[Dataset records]

START

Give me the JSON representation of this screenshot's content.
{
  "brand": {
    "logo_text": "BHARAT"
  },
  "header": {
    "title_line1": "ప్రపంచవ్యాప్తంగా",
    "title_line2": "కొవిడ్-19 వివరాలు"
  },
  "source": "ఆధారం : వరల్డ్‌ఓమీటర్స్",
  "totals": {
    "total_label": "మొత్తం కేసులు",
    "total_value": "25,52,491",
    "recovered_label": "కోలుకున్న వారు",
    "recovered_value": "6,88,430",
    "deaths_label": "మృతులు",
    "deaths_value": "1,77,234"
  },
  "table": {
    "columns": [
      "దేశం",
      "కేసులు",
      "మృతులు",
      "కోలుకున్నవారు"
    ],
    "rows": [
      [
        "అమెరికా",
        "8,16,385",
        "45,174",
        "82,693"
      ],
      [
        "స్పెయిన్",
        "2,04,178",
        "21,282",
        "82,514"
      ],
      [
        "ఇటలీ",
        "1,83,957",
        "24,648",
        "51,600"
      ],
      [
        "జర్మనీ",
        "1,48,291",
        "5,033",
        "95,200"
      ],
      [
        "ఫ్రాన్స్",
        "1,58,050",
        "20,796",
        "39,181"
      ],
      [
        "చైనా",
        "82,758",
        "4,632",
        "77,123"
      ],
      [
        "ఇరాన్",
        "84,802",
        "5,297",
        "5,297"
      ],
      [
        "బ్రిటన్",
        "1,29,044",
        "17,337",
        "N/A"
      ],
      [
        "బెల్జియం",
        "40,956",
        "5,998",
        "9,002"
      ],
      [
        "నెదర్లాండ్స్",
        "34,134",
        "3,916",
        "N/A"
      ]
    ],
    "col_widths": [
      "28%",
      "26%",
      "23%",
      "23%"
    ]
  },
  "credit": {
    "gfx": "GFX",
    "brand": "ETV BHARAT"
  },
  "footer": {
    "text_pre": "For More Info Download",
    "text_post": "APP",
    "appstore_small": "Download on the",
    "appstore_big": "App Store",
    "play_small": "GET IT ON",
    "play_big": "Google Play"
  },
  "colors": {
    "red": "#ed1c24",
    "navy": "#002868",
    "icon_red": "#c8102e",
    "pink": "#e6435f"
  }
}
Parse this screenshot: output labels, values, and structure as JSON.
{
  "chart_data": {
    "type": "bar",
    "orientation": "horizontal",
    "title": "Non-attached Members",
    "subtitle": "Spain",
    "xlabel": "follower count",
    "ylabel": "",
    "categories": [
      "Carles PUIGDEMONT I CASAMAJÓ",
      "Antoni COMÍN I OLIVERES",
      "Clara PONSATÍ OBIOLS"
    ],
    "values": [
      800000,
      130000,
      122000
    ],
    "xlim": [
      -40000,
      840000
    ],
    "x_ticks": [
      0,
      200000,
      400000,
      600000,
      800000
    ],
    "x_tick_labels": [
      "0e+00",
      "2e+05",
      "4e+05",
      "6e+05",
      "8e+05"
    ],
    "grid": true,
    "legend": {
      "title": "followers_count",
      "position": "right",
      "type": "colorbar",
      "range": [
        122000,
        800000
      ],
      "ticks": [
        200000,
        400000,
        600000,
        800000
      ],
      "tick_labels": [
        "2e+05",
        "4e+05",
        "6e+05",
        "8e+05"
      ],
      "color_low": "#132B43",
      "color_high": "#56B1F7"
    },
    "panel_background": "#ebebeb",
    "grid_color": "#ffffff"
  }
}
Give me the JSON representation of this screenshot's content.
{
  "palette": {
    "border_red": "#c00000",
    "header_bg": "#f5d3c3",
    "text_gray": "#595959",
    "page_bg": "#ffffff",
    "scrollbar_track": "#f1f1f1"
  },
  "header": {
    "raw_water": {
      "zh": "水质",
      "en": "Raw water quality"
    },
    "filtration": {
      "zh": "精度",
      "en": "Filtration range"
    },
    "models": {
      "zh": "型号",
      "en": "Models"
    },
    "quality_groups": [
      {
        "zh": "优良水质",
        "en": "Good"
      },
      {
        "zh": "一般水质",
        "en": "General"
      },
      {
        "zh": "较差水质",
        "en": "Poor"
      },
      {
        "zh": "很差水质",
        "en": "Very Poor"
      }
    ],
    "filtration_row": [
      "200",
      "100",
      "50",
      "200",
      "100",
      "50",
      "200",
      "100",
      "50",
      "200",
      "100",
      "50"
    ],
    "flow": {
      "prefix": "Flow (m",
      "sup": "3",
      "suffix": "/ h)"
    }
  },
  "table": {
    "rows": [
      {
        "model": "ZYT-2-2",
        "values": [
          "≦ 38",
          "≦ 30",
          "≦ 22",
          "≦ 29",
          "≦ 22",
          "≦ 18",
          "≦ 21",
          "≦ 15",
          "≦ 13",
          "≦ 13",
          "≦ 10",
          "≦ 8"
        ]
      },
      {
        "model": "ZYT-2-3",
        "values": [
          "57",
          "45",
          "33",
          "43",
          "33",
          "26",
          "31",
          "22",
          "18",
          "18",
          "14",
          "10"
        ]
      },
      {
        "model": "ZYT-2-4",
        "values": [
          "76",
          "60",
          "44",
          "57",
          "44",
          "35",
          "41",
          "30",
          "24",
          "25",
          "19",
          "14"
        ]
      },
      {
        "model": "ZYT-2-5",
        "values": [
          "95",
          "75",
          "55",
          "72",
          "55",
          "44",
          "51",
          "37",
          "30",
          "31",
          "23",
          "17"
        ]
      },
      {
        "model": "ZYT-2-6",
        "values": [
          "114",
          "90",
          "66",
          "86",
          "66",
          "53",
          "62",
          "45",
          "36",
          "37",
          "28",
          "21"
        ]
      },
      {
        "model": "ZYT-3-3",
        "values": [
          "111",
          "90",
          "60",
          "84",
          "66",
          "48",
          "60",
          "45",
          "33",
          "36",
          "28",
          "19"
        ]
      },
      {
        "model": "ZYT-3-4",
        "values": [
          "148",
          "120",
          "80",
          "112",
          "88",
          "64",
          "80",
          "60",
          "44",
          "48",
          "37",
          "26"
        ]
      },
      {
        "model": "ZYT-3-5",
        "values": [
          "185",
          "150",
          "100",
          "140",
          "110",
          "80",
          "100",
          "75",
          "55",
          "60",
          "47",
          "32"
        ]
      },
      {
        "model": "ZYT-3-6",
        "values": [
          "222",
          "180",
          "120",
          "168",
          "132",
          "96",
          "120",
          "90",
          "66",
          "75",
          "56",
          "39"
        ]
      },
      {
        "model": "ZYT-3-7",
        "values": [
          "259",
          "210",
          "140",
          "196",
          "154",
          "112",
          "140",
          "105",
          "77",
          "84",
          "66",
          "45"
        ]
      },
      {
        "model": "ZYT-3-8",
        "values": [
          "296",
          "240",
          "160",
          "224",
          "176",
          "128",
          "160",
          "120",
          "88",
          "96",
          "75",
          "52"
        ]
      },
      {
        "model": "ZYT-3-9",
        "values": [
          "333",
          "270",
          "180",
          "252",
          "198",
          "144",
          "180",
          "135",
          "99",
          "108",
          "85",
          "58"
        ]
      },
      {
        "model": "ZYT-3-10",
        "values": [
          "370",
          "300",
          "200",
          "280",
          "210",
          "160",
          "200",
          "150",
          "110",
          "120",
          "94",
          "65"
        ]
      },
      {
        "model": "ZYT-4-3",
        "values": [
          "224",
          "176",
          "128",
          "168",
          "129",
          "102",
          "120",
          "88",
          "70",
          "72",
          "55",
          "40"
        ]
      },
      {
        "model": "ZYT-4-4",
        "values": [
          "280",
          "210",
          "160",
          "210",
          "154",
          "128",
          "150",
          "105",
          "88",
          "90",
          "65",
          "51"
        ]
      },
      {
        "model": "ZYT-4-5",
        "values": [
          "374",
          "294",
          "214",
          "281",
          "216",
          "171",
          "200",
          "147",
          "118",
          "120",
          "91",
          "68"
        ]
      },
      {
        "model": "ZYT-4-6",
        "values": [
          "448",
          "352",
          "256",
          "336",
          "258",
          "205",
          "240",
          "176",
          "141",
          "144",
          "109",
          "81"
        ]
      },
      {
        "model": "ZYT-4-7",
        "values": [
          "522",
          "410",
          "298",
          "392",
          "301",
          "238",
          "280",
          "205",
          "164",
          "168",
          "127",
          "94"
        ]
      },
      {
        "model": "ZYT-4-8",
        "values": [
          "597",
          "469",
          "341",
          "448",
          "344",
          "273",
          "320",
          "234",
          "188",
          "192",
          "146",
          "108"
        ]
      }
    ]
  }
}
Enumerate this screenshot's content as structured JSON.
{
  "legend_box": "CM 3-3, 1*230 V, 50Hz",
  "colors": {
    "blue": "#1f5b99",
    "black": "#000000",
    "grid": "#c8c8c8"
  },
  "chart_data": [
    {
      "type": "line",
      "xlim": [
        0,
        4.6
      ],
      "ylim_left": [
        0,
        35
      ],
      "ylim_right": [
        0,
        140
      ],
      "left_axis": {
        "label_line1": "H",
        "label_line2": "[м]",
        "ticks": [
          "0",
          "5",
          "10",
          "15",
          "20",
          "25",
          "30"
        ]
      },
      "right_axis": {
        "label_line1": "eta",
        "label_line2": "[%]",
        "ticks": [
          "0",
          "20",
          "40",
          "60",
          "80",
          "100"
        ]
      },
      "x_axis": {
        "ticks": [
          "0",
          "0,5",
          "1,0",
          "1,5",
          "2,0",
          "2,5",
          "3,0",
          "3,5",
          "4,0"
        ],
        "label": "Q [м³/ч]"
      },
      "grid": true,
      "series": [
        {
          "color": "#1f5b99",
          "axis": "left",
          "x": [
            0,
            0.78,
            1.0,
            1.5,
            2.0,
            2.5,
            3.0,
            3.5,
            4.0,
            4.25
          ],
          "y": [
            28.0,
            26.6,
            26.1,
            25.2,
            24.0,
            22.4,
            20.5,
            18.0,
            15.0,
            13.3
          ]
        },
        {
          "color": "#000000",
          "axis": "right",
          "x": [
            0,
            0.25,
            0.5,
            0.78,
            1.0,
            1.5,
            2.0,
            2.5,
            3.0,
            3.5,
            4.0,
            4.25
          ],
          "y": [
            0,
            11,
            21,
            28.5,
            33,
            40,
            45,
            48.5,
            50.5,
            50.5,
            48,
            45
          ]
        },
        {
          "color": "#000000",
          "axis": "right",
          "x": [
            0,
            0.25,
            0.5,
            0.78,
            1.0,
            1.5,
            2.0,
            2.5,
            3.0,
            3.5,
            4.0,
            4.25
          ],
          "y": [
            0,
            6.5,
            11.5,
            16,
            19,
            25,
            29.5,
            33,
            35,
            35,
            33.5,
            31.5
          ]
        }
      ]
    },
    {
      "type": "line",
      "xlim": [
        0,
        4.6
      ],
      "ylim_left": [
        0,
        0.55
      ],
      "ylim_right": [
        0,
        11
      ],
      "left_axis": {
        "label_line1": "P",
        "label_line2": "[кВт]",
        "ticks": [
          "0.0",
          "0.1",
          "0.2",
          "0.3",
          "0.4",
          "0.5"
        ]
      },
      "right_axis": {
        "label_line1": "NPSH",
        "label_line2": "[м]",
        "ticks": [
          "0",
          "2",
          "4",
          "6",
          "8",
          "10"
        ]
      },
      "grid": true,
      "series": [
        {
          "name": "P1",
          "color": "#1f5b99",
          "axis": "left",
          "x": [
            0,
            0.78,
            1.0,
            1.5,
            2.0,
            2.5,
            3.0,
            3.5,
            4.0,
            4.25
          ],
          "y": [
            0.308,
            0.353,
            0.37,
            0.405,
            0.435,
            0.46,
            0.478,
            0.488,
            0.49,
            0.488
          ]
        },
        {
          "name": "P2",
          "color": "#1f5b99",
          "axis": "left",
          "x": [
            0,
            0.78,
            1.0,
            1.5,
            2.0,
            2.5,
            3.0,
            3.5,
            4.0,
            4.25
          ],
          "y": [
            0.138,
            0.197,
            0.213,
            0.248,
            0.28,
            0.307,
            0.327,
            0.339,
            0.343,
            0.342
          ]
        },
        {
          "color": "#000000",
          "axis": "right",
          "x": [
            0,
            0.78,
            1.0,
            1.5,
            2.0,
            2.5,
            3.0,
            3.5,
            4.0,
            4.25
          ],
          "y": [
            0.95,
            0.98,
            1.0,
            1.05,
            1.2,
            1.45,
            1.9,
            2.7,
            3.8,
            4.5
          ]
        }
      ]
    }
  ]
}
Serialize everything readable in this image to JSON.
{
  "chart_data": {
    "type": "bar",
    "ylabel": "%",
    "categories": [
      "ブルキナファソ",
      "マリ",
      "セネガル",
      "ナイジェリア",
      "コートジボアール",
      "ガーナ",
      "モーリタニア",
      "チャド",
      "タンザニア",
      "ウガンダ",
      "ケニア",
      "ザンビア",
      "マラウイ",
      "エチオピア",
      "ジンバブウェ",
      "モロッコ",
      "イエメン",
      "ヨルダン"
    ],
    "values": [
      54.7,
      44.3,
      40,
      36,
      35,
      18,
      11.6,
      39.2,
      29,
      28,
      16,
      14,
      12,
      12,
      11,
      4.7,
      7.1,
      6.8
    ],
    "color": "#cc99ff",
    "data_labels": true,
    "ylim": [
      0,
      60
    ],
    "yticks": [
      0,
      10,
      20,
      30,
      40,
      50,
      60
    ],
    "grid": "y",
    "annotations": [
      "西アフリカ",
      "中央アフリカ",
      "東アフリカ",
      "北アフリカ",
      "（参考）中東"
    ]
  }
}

END

Note how many lines in the listing above hold the string "true", then give only that figure.

ANSWER TO THIS PROBLEM: 4